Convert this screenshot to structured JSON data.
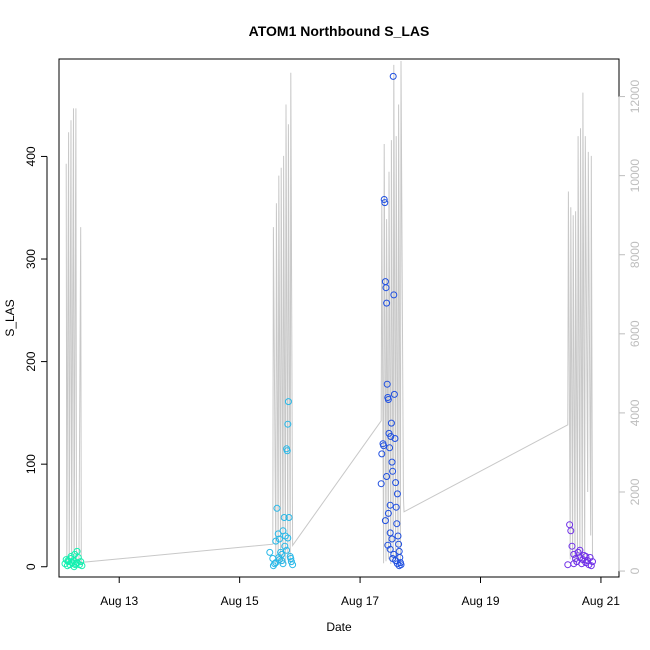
{
  "chart_data": {
    "type": "scatter",
    "title": "ATOM1 Northbound S_LAS",
    "xlabel": "Date",
    "ylabel": "S_LAS",
    "x_ticks": [
      {
        "label": "Aug 13",
        "day": 13
      },
      {
        "label": "Aug 15",
        "day": 15
      },
      {
        "label": "Aug 17",
        "day": 17
      },
      {
        "label": "Aug 19",
        "day": 19
      },
      {
        "label": "Aug 21",
        "day": 21
      }
    ],
    "y_ticks": [
      0,
      100,
      200,
      300,
      400
    ],
    "y2_ticks": [
      0,
      2000,
      4000,
      6000,
      8000,
      10000,
      12000
    ],
    "xlim_days": [
      12.0,
      21.3
    ],
    "ylim": [
      -10,
      495
    ],
    "y2lim": [
      -150,
      12950
    ],
    "colors": {
      "line": "#c8c8c8",
      "right_axis": "#bdbdbd",
      "cluster_1": "#14f0b0",
      "cluster_2": "#28b8e8",
      "cluster_3": "#2050e0",
      "cluster_4": "#7030e8"
    },
    "series": [
      {
        "color": "#14f0b0",
        "points": [
          [
            12.1,
            3
          ],
          [
            12.12,
            7
          ],
          [
            12.14,
            1
          ],
          [
            12.16,
            5
          ],
          [
            12.18,
            2
          ],
          [
            12.2,
            8
          ],
          [
            12.22,
            4
          ],
          [
            12.24,
            6
          ],
          [
            12.26,
            12
          ],
          [
            12.28,
            3
          ],
          [
            12.3,
            15
          ],
          [
            12.32,
            9
          ],
          [
            12.34,
            2
          ],
          [
            12.36,
            5
          ],
          [
            12.38,
            1
          ],
          [
            12.2,
            10
          ],
          [
            12.25,
            0
          ],
          [
            12.3,
            4
          ],
          [
            12.15,
            6
          ],
          [
            12.27,
            2
          ]
        ]
      },
      {
        "color": "#28b8e8",
        "points": [
          [
            15.5,
            14
          ],
          [
            15.55,
            8
          ],
          [
            15.58,
            3
          ],
          [
            15.6,
            25
          ],
          [
            15.62,
            57
          ],
          [
            15.64,
            32
          ],
          [
            15.66,
            27
          ],
          [
            15.68,
            14
          ],
          [
            15.7,
            6
          ],
          [
            15.72,
            35
          ],
          [
            15.74,
            48
          ],
          [
            15.76,
            30
          ],
          [
            15.78,
            115
          ],
          [
            15.79,
            113
          ],
          [
            15.8,
            139
          ],
          [
            15.81,
            161
          ],
          [
            15.82,
            48
          ],
          [
            15.84,
            10
          ],
          [
            15.86,
            5
          ],
          [
            15.88,
            2
          ],
          [
            15.6,
            4
          ],
          [
            15.65,
            9
          ],
          [
            15.7,
            12
          ],
          [
            15.75,
            20
          ],
          [
            15.8,
            28
          ],
          [
            15.56,
            1
          ],
          [
            15.66,
            7
          ],
          [
            15.72,
            3
          ],
          [
            15.78,
            16
          ],
          [
            15.85,
            8
          ]
        ]
      },
      {
        "color": "#2050e0",
        "points": [
          [
            17.35,
            81
          ],
          [
            17.38,
            120
          ],
          [
            17.4,
            358
          ],
          [
            17.41,
            355
          ],
          [
            17.42,
            278
          ],
          [
            17.43,
            272
          ],
          [
            17.44,
            257
          ],
          [
            17.45,
            178
          ],
          [
            17.46,
            165
          ],
          [
            17.47,
            163
          ],
          [
            17.48,
            130
          ],
          [
            17.49,
            116
          ],
          [
            17.5,
            60
          ],
          [
            17.51,
            127
          ],
          [
            17.52,
            140
          ],
          [
            17.53,
            102
          ],
          [
            17.54,
            93
          ],
          [
            17.55,
            478
          ],
          [
            17.56,
            265
          ],
          [
            17.57,
            168
          ],
          [
            17.58,
            125
          ],
          [
            17.59,
            82
          ],
          [
            17.6,
            58
          ],
          [
            17.61,
            42
          ],
          [
            17.62,
            71
          ],
          [
            17.63,
            30
          ],
          [
            17.64,
            22
          ],
          [
            17.65,
            15
          ],
          [
            17.66,
            9
          ],
          [
            17.67,
            4
          ],
          [
            17.68,
            2
          ],
          [
            17.36,
            110
          ],
          [
            17.39,
            118
          ],
          [
            17.44,
            88
          ],
          [
            17.47,
            52
          ],
          [
            17.5,
            33
          ],
          [
            17.53,
            27
          ],
          [
            17.56,
            12
          ],
          [
            17.59,
            6
          ],
          [
            17.62,
            3
          ],
          [
            17.65,
            1
          ],
          [
            17.42,
            45
          ],
          [
            17.46,
            21
          ],
          [
            17.5,
            17
          ],
          [
            17.54,
            8
          ]
        ]
      },
      {
        "color": "#7030e8",
        "points": [
          [
            20.45,
            2
          ],
          [
            20.48,
            41
          ],
          [
            20.5,
            35
          ],
          [
            20.52,
            20
          ],
          [
            20.55,
            12
          ],
          [
            20.58,
            8
          ],
          [
            20.6,
            5
          ],
          [
            20.62,
            14
          ],
          [
            20.65,
            9
          ],
          [
            20.68,
            3
          ],
          [
            20.7,
            7
          ],
          [
            20.72,
            11
          ],
          [
            20.75,
            4
          ],
          [
            20.78,
            6
          ],
          [
            20.8,
            2
          ],
          [
            20.82,
            9
          ],
          [
            20.84,
            1
          ],
          [
            20.86,
            5
          ],
          [
            20.55,
            3
          ],
          [
            20.65,
            16
          ],
          [
            20.75,
            10
          ]
        ]
      }
    ],
    "line_series": {
      "axis": "right",
      "x": [
        12.12,
        12.13,
        12.16,
        12.17,
        12.2,
        12.21,
        12.24,
        12.25,
        12.28,
        12.29,
        12.32,
        12.33,
        12.36,
        12.37,
        12.38,
        15.55,
        15.56,
        15.6,
        15.61,
        15.64,
        15.65,
        15.68,
        15.69,
        15.72,
        15.73,
        15.76,
        15.77,
        15.8,
        15.81,
        15.84,
        15.85,
        15.88,
        17.35,
        17.36,
        17.39,
        17.4,
        17.43,
        17.44,
        17.47,
        17.48,
        17.51,
        17.52,
        17.55,
        17.56,
        17.59,
        17.6,
        17.63,
        17.64,
        17.67,
        17.68,
        17.72,
        17.73,
        20.45,
        20.46,
        20.49,
        20.5,
        20.53,
        20.54,
        20.57,
        20.58,
        20.61,
        20.62,
        20.65,
        20.66,
        20.69,
        20.7,
        20.73,
        20.74,
        20.78,
        20.79,
        20.83,
        20.84,
        20.86
      ],
      "y": [
        10300,
        200,
        11100,
        150,
        11400,
        250,
        11700,
        180,
        11700,
        300,
        300,
        100,
        8700,
        150,
        220,
        680,
        8700,
        150,
        9300,
        200,
        10000,
        160,
        10200,
        250,
        10500,
        180,
        11800,
        300,
        11300,
        200,
        12600,
        650,
        3800,
        9300,
        200,
        10800,
        250,
        8900,
        300,
        10100,
        180,
        10900,
        220,
        12800,
        300,
        11000,
        200,
        11800,
        220,
        12900,
        1900,
        1500,
        3700,
        9600,
        300,
        9200,
        250,
        9000,
        200,
        9100,
        300,
        11000,
        220,
        11200,
        180,
        12100,
        200,
        11000,
        2000,
        10600,
        900,
        10500,
        300
      ]
    }
  }
}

========================================================================

Task to carry out: Omit every picture while copying the listing above exactly.

Result for this exercise:
Convert this screenshot to structured JSON data.
{
  "chart_data": {
    "type": "scatter",
    "title": "ATOM1 Northbound S_LAS",
    "xlabel": "Date",
    "ylabel": "S_LAS",
    "x_ticks": [
      {
        "label": "Aug 13",
        "day": 13
      },
      {
        "label": "Aug 15",
        "day": 15
      },
      {
        "label": "Aug 17",
        "day": 17
      },
      {
        "label": "Aug 19",
        "day": 19
      },
      {
        "label": "Aug 21",
        "day": 21
      }
    ],
    "y_ticks": [
      0,
      100,
      200,
      300,
      400
    ],
    "y2_ticks": [
      0,
      2000,
      4000,
      6000,
      8000,
      10000,
      12000
    ],
    "xlim_days": [
      12.0,
      21.3
    ],
    "ylim": [
      -10,
      495
    ],
    "y2lim": [
      -150,
      12950
    ],
    "colors": {
      "line": "#c8c8c8",
      "right_axis": "#bdbdbd",
      "cluster_1": "#14f0b0",
      "cluster_2": "#28b8e8",
      "cluster_3": "#2050e0",
      "cluster_4": "#7030e8"
    },
    "series": [
      {
        "color": "#14f0b0",
        "points": [
          [
            12.1,
            3
          ],
          [
            12.12,
            7
          ],
          [
            12.14,
            1
          ],
          [
            12.16,
            5
          ],
          [
            12.18,
            2
          ],
          [
            12.2,
            8
          ],
          [
            12.22,
            4
          ],
          [
            12.24,
            6
          ],
          [
            12.26,
            12
          ],
          [
            12.28,
            3
          ],
          [
            12.3,
            15
          ],
          [
            12.32,
            9
          ],
          [
            12.34,
            2
          ],
          [
            12.36,
            5
          ],
          [
            12.38,
            1
          ],
          [
            12.2,
            10
          ],
          [
            12.25,
            0
          ],
          [
            12.3,
            4
          ],
          [
            12.15,
            6
          ],
          [
            12.27,
            2
          ]
        ]
      },
      {
        "color": "#28b8e8",
        "points": [
          [
            15.5,
            14
          ],
          [
            15.55,
            8
          ],
          [
            15.58,
            3
          ],
          [
            15.6,
            25
          ],
          [
            15.62,
            57
          ],
          [
            15.64,
            32
          ],
          [
            15.66,
            27
          ],
          [
            15.68,
            14
          ],
          [
            15.7,
            6
          ],
          [
            15.72,
            35
          ],
          [
            15.74,
            48
          ],
          [
            15.76,
            30
          ],
          [
            15.78,
            115
          ],
          [
            15.79,
            113
          ],
          [
            15.8,
            139
          ],
          [
            15.81,
            161
          ],
          [
            15.82,
            48
          ],
          [
            15.84,
            10
          ],
          [
            15.86,
            5
          ],
          [
            15.88,
            2
          ],
          [
            15.6,
            4
          ],
          [
            15.65,
            9
          ],
          [
            15.7,
            12
          ],
          [
            15.75,
            20
          ],
          [
            15.8,
            28
          ],
          [
            15.56,
            1
          ],
          [
            15.66,
            7
          ],
          [
            15.72,
            3
          ],
          [
            15.78,
            16
          ],
          [
            15.85,
            8
          ]
        ]
      },
      {
        "color": "#2050e0",
        "points": [
          [
            17.35,
            81
          ],
          [
            17.38,
            120
          ],
          [
            17.4,
            358
          ],
          [
            17.41,
            355
          ],
          [
            17.42,
            278
          ],
          [
            17.43,
            272
          ],
          [
            17.44,
            257
          ],
          [
            17.45,
            178
          ],
          [
            17.46,
            165
          ],
          [
            17.47,
            163
          ],
          [
            17.48,
            130
          ],
          [
            17.49,
            116
          ],
          [
            17.5,
            60
          ],
          [
            17.51,
            127
          ],
          [
            17.52,
            140
          ],
          [
            17.53,
            102
          ],
          [
            17.54,
            93
          ],
          [
            17.55,
            478
          ],
          [
            17.56,
            265
          ],
          [
            17.57,
            168
          ],
          [
            17.58,
            125
          ],
          [
            17.59,
            82
          ],
          [
            17.6,
            58
          ],
          [
            17.61,
            42
          ],
          [
            17.62,
            71
          ],
          [
            17.63,
            30
          ],
          [
            17.64,
            22
          ],
          [
            17.65,
            15
          ],
          [
            17.66,
            9
          ],
          [
            17.67,
            4
          ],
          [
            17.68,
            2
          ],
          [
            17.36,
            110
          ],
          [
            17.39,
            118
          ],
          [
            17.44,
            88
          ],
          [
            17.47,
            52
          ],
          [
            17.5,
            33
          ],
          [
            17.53,
            27
          ],
          [
            17.56,
            12
          ],
          [
            17.59,
            6
          ],
          [
            17.62,
            3
          ],
          [
            17.65,
            1
          ],
          [
            17.42,
            45
          ],
          [
            17.46,
            21
          ],
          [
            17.5,
            17
          ],
          [
            17.54,
            8
          ]
        ]
      },
      {
        "color": "#7030e8",
        "points": [
          [
            20.45,
            2
          ],
          [
            20.48,
            41
          ],
          [
            20.5,
            35
          ],
          [
            20.52,
            20
          ],
          [
            20.55,
            12
          ],
          [
            20.58,
            8
          ],
          [
            20.6,
            5
          ],
          [
            20.62,
            14
          ],
          [
            20.65,
            9
          ],
          [
            20.68,
            3
          ],
          [
            20.7,
            7
          ],
          [
            20.72,
            11
          ],
          [
            20.75,
            4
          ],
          [
            20.78,
            6
          ],
          [
            20.8,
            2
          ],
          [
            20.82,
            9
          ],
          [
            20.84,
            1
          ],
          [
            20.86,
            5
          ],
          [
            20.55,
            3
          ],
          [
            20.65,
            16
          ],
          [
            20.75,
            10
          ]
        ]
      }
    ],
    "line_series": {
      "axis": "right",
      "x": [
        12.12,
        12.13,
        12.16,
        12.17,
        12.2,
        12.21,
        12.24,
        12.25,
        12.28,
        12.29,
        12.32,
        12.33,
        12.36,
        12.37,
        12.38,
        15.55,
        15.56,
        15.6,
        15.61,
        15.64,
        15.65,
        15.68,
        15.69,
        15.72,
        15.73,
        15.76,
        15.77,
        15.8,
        15.81,
        15.84,
        15.85,
        15.88,
        17.35,
        17.36,
        17.39,
        17.4,
        17.43,
        17.44,
        17.47,
        17.48,
        17.51,
        17.52,
        17.55,
        17.56,
        17.59,
        17.6,
        17.63,
        17.64,
        17.67,
        17.68,
        17.72,
        17.73,
        20.45,
        20.46,
        20.49,
        20.5,
        20.53,
        20.54,
        20.57,
        20.58,
        20.61,
        20.62,
        20.65,
        20.66,
        20.69,
        20.7,
        20.73,
        20.74,
        20.78,
        20.79,
        20.83,
        20.84,
        20.86
      ],
      "y": [
        10300,
        200,
        11100,
        150,
        11400,
        250,
        11700,
        180,
        11700,
        300,
        300,
        100,
        8700,
        150,
        220,
        680,
        8700,
        150,
        9300,
        200,
        10000,
        160,
        10200,
        250,
        10500,
        180,
        11800,
        300,
        11300,
        200,
        12600,
        650,
        3800,
        9300,
        200,
        10800,
        250,
        8900,
        300,
        10100,
        180,
        10900,
        220,
        12800,
        300,
        11000,
        200,
        11800,
        220,
        12900,
        1900,
        1500,
        3700,
        9600,
        300,
        9200,
        250,
        9000,
        200,
        9100,
        300,
        11000,
        220,
        11200,
        180,
        12100,
        200,
        11000,
        2000,
        10600,
        900,
        10500,
        300
      ]
    }
  }
}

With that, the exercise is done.